▶ **Dataset**:
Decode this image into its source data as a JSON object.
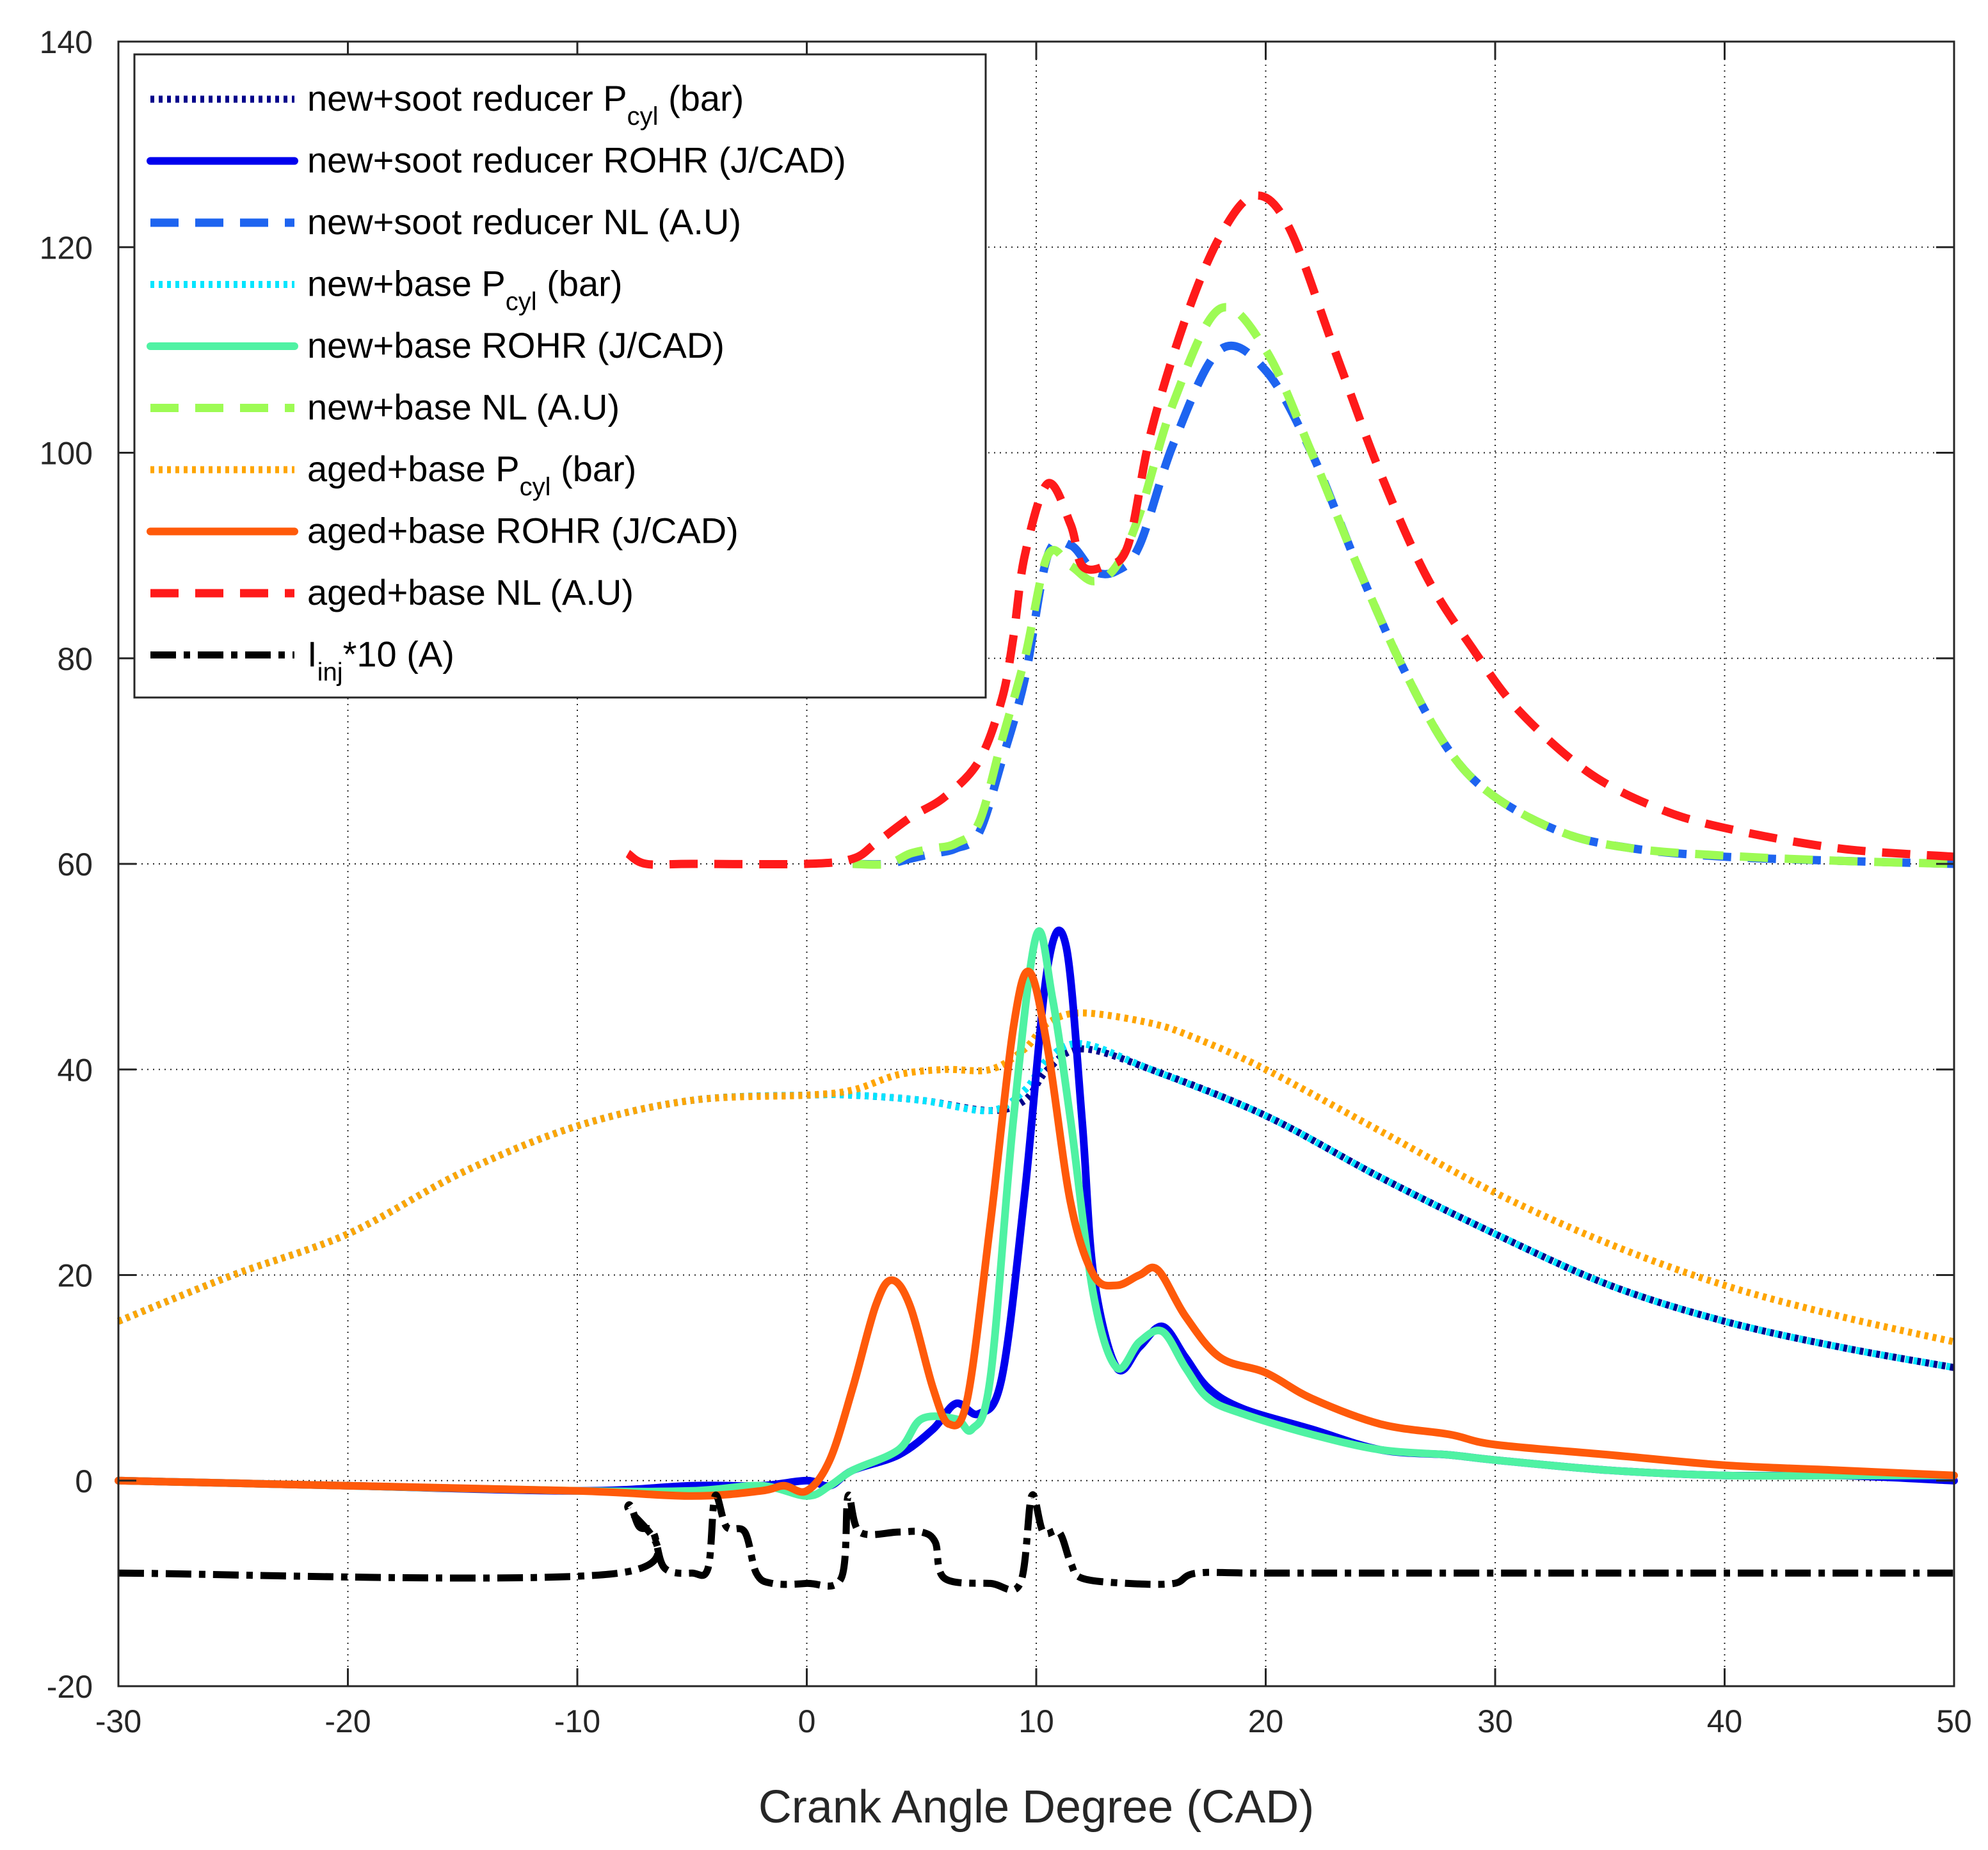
{
  "chart_data": {
    "type": "line",
    "title": "",
    "xlabel": "Crank Angle Degree (CAD)",
    "ylabel": "",
    "xlim": [
      -30,
      50
    ],
    "ylim": [
      -20,
      140
    ],
    "grid": true,
    "legend_position": "top-left",
    "x_ticks": [
      -30,
      -20,
      -10,
      0,
      10,
      20,
      30,
      40,
      50
    ],
    "x_tick_labels": [
      "-30",
      "-20",
      "-10",
      "0",
      "10",
      "20",
      "30",
      "40",
      "50"
    ],
    "y_ticks": [
      -20,
      0,
      20,
      40,
      60,
      80,
      100,
      120,
      140
    ],
    "y_tick_labels": [
      "-20",
      "0",
      "20",
      "40",
      "60",
      "80",
      "100",
      "120",
      "140"
    ],
    "series": [
      {
        "name": "new+soot reducer P_cyl (bar)",
        "legend_main": "new+soot reducer P",
        "legend_sub": "cyl",
        "legend_tail": " (bar)",
        "color": "#00008b",
        "dash": "dotted",
        "points": [
          [
            -30,
            15.5
          ],
          [
            -25,
            20
          ],
          [
            -20,
            24
          ],
          [
            -15,
            30
          ],
          [
            -10,
            34.5
          ],
          [
            -5,
            37
          ],
          [
            0,
            37.5
          ],
          [
            2,
            37.5
          ],
          [
            5,
            37
          ],
          [
            8,
            36
          ],
          [
            9.5,
            37
          ],
          [
            10.5,
            40
          ],
          [
            12,
            42
          ],
          [
            15,
            40
          ],
          [
            20,
            35.5
          ],
          [
            25,
            29.5
          ],
          [
            30,
            24
          ],
          [
            35,
            19
          ],
          [
            40,
            15.5
          ],
          [
            45,
            13
          ],
          [
            50,
            11
          ]
        ]
      },
      {
        "name": "new+soot reducer ROHR (J/CAD)",
        "legend_main": "new+soot reducer ROHR (J/CAD)",
        "legend_sub": "",
        "legend_tail": "",
        "color": "#0000ee",
        "dash": "solid",
        "points": [
          [
            -30,
            0
          ],
          [
            -20,
            -0.5
          ],
          [
            -10,
            -1
          ],
          [
            -5,
            -0.5
          ],
          [
            -2,
            -0.5
          ],
          [
            0,
            0
          ],
          [
            1,
            -0.5
          ],
          [
            2,
            1
          ],
          [
            4,
            2.5
          ],
          [
            5.5,
            5
          ],
          [
            6.5,
            7.5
          ],
          [
            7.5,
            6.5
          ],
          [
            8.5,
            10
          ],
          [
            9.5,
            28
          ],
          [
            10.5,
            50
          ],
          [
            11.3,
            52
          ],
          [
            12,
            35
          ],
          [
            12.5,
            20
          ],
          [
            13.5,
            11
          ],
          [
            14.5,
            13
          ],
          [
            15.5,
            15
          ],
          [
            16.5,
            12
          ],
          [
            17.5,
            9
          ],
          [
            19,
            7
          ],
          [
            22,
            5
          ],
          [
            25,
            3
          ],
          [
            28,
            2.5
          ],
          [
            30,
            2
          ],
          [
            35,
            1
          ],
          [
            40,
            0.5
          ],
          [
            45,
            0.5
          ],
          [
            50,
            0
          ]
        ]
      },
      {
        "name": "new+soot reducer NL (A.U)",
        "legend_main": "new+soot reducer NL (A.U)",
        "legend_sub": "",
        "legend_tail": "",
        "color": "#1e64f0",
        "dash": "dashed",
        "points": [
          [
            2,
            60
          ],
          [
            3.5,
            60
          ],
          [
            4.5,
            60.5
          ],
          [
            5.5,
            61
          ],
          [
            6.5,
            61.5
          ],
          [
            7.5,
            63
          ],
          [
            8.5,
            70
          ],
          [
            9.5,
            78
          ],
          [
            10.5,
            90
          ],
          [
            11.5,
            91
          ],
          [
            12.5,
            88.5
          ],
          [
            13.5,
            88.5
          ],
          [
            14.5,
            91
          ],
          [
            16,
            101
          ],
          [
            18,
            110
          ],
          [
            20,
            108
          ],
          [
            22,
            100
          ],
          [
            24,
            89
          ],
          [
            26,
            79
          ],
          [
            28,
            71
          ],
          [
            30,
            66.5
          ],
          [
            33,
            63
          ],
          [
            36,
            61.5
          ],
          [
            40,
            60.7
          ],
          [
            45,
            60.3
          ],
          [
            50,
            60
          ]
        ]
      },
      {
        "name": "new+base P_cyl (bar)",
        "legend_main": "new+base P",
        "legend_sub": "cyl",
        "legend_tail": " (bar)",
        "color": "#00e5ff",
        "dash": "dotted",
        "points": [
          [
            -30,
            15.5
          ],
          [
            -25,
            20
          ],
          [
            -20,
            24
          ],
          [
            -15,
            30
          ],
          [
            -10,
            34.5
          ],
          [
            -5,
            37
          ],
          [
            0,
            37.5
          ],
          [
            2,
            37.5
          ],
          [
            5,
            37
          ],
          [
            8,
            36
          ],
          [
            9.5,
            38
          ],
          [
            10.5,
            41
          ],
          [
            12,
            42.5
          ],
          [
            15,
            40
          ],
          [
            20,
            35.5
          ],
          [
            25,
            29.5
          ],
          [
            30,
            24
          ],
          [
            35,
            19
          ],
          [
            40,
            15.5
          ],
          [
            45,
            13
          ],
          [
            50,
            11
          ]
        ]
      },
      {
        "name": "new+base ROHR (J/CAD)",
        "legend_main": "new+base ROHR (J/CAD)",
        "legend_sub": "",
        "legend_tail": "",
        "color": "#4ff2a3",
        "dash": "solid",
        "points": [
          [
            -30,
            0
          ],
          [
            -20,
            -0.5
          ],
          [
            -10,
            -1
          ],
          [
            -5,
            -1
          ],
          [
            -2,
            -0.5
          ],
          [
            0,
            -1.5
          ],
          [
            1,
            -0.5
          ],
          [
            2,
            1
          ],
          [
            4,
            3
          ],
          [
            5,
            6
          ],
          [
            6.5,
            6
          ],
          [
            7.2,
            5
          ],
          [
            8,
            10
          ],
          [
            9,
            35
          ],
          [
            10,
            53
          ],
          [
            10.7,
            47
          ],
          [
            11.5,
            35
          ],
          [
            12.5,
            18
          ],
          [
            13.5,
            11
          ],
          [
            14.5,
            13.5
          ],
          [
            15.5,
            14.5
          ],
          [
            16.5,
            11
          ],
          [
            17.5,
            8
          ],
          [
            19,
            6.5
          ],
          [
            22,
            4.5
          ],
          [
            25,
            3
          ],
          [
            28,
            2.5
          ],
          [
            30,
            2
          ],
          [
            35,
            1
          ],
          [
            40,
            0.5
          ],
          [
            45,
            0.5
          ],
          [
            50,
            0.5
          ]
        ]
      },
      {
        "name": "new+base NL (A.U)",
        "legend_main": "new+base NL (A.U)",
        "legend_sub": "",
        "legend_tail": "",
        "color": "#9dfb54",
        "dash": "dashed",
        "points": [
          [
            2,
            60
          ],
          [
            3.5,
            60
          ],
          [
            4.5,
            61
          ],
          [
            5.5,
            61.5
          ],
          [
            6.5,
            62
          ],
          [
            7.5,
            64
          ],
          [
            8.5,
            72
          ],
          [
            9.5,
            80
          ],
          [
            10.5,
            90
          ],
          [
            11.5,
            89
          ],
          [
            12.5,
            87.5
          ],
          [
            13.5,
            89
          ],
          [
            14.5,
            94
          ],
          [
            16,
            105
          ],
          [
            18,
            114
          ],
          [
            20,
            110
          ],
          [
            22,
            100
          ],
          [
            24,
            89
          ],
          [
            26,
            79
          ],
          [
            28,
            71
          ],
          [
            30,
            66.5
          ],
          [
            33,
            63
          ],
          [
            36,
            61.5
          ],
          [
            40,
            60.8
          ],
          [
            45,
            60.3
          ],
          [
            50,
            60
          ]
        ]
      },
      {
        "name": "aged+base P_cyl (bar)",
        "legend_main": "aged+base P",
        "legend_sub": "cyl",
        "legend_tail": " (bar)",
        "color": "#ffa500",
        "dash": "dotted",
        "points": [
          [
            -30,
            15.5
          ],
          [
            -25,
            20
          ],
          [
            -20,
            24
          ],
          [
            -15,
            30
          ],
          [
            -10,
            34.5
          ],
          [
            -5,
            37
          ],
          [
            0,
            37.5
          ],
          [
            2,
            38
          ],
          [
            4,
            39.5
          ],
          [
            6,
            40
          ],
          [
            8,
            40
          ],
          [
            9.5,
            42
          ],
          [
            10.5,
            44.5
          ],
          [
            12,
            45.5
          ],
          [
            15,
            44.5
          ],
          [
            17,
            43
          ],
          [
            20,
            40
          ],
          [
            25,
            34
          ],
          [
            30,
            28
          ],
          [
            35,
            23
          ],
          [
            40,
            19
          ],
          [
            45,
            16
          ],
          [
            50,
            13.5
          ]
        ]
      },
      {
        "name": "aged+base ROHR (J/CAD)",
        "legend_main": "aged+base ROHR (J/CAD)",
        "legend_sub": "",
        "legend_tail": "",
        "color": "#ff5a0a",
        "dash": "solid",
        "points": [
          [
            -30,
            0
          ],
          [
            -20,
            -0.5
          ],
          [
            -10,
            -1
          ],
          [
            -5,
            -1.5
          ],
          [
            -2,
            -1
          ],
          [
            -1,
            -0.5
          ],
          [
            0,
            -1
          ],
          [
            1,
            2
          ],
          [
            2,
            9
          ],
          [
            3,
            17
          ],
          [
            3.7,
            19.5
          ],
          [
            4.5,
            17
          ],
          [
            5.5,
            9
          ],
          [
            6.2,
            5.5
          ],
          [
            7,
            8
          ],
          [
            8,
            25
          ],
          [
            9,
            44
          ],
          [
            9.7,
            49.5
          ],
          [
            10.5,
            42
          ],
          [
            11.5,
            27
          ],
          [
            12.5,
            20
          ],
          [
            13.5,
            19
          ],
          [
            14.5,
            20
          ],
          [
            15.3,
            20.5
          ],
          [
            16.5,
            16
          ],
          [
            18,
            12
          ],
          [
            20,
            10.5
          ],
          [
            22,
            8
          ],
          [
            25,
            5.5
          ],
          [
            28,
            4.5
          ],
          [
            30,
            3.5
          ],
          [
            35,
            2.5
          ],
          [
            40,
            1.5
          ],
          [
            45,
            1
          ],
          [
            50,
            0.5
          ]
        ]
      },
      {
        "name": "aged+base NL (A.U)",
        "legend_main": "aged+base NL (A.U)",
        "legend_sub": "",
        "legend_tail": "",
        "color": "#ff1a1a",
        "dash": "dashed",
        "points": [
          [
            -7.8,
            61
          ],
          [
            -7,
            60
          ],
          [
            -5,
            60
          ],
          [
            0,
            60
          ],
          [
            2,
            60.5
          ],
          [
            3,
            62
          ],
          [
            4.5,
            64.5
          ],
          [
            6,
            66.5
          ],
          [
            7.5,
            70
          ],
          [
            8.5,
            76
          ],
          [
            9,
            82
          ],
          [
            9.5,
            90
          ],
          [
            10.5,
            97
          ],
          [
            11.5,
            93
          ],
          [
            12,
            89
          ],
          [
            13,
            89
          ],
          [
            14,
            91
          ],
          [
            15,
            102
          ],
          [
            16.5,
            113
          ],
          [
            18,
            121
          ],
          [
            19.5,
            125
          ],
          [
            21,
            122
          ],
          [
            23,
            110
          ],
          [
            25,
            98
          ],
          [
            27,
            88
          ],
          [
            29,
            81
          ],
          [
            31,
            75
          ],
          [
            34,
            69
          ],
          [
            37,
            65.5
          ],
          [
            40,
            63.5
          ],
          [
            45,
            61.5
          ],
          [
            50,
            60.7
          ]
        ]
      },
      {
        "name": "I_inj*10 (A)",
        "legend_main": "I",
        "legend_sub": "inj",
        "legend_tail": "*10 (A)",
        "color": "#000000",
        "dash": "dashdot",
        "points": [
          [
            -30,
            -9
          ],
          [
            -8.2,
            -9
          ],
          [
            -7.8,
            -2.5
          ],
          [
            -7.3,
            -4.5
          ],
          [
            -6.7,
            -5
          ],
          [
            -6.2,
            -8.5
          ],
          [
            -5,
            -9
          ],
          [
            -4.3,
            -8.5
          ],
          [
            -4,
            -1.5
          ],
          [
            -3.5,
            -4.5
          ],
          [
            -2.7,
            -5
          ],
          [
            -2.2,
            -9
          ],
          [
            -1.5,
            -10
          ],
          [
            0,
            -10
          ],
          [
            1.5,
            -9.5
          ],
          [
            1.8,
            -1.5
          ],
          [
            2.3,
            -5
          ],
          [
            4,
            -5
          ],
          [
            5,
            -5
          ],
          [
            5.6,
            -6
          ],
          [
            6,
            -9.5
          ],
          [
            8,
            -10
          ],
          [
            9.3,
            -10
          ],
          [
            9.8,
            -1.5
          ],
          [
            10.3,
            -5
          ],
          [
            11,
            -5
          ],
          [
            11.5,
            -8
          ],
          [
            12,
            -9.5
          ],
          [
            14,
            -10
          ],
          [
            16,
            -10
          ],
          [
            17,
            -9
          ],
          [
            20,
            -9
          ],
          [
            30,
            -9
          ],
          [
            40,
            -9
          ],
          [
            50,
            -9
          ]
        ]
      }
    ]
  }
}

▶ **Exercise brief**:
Of the lines in the data above, how many contain the word "color"? Give only that figure.

▶ **Task output**:
10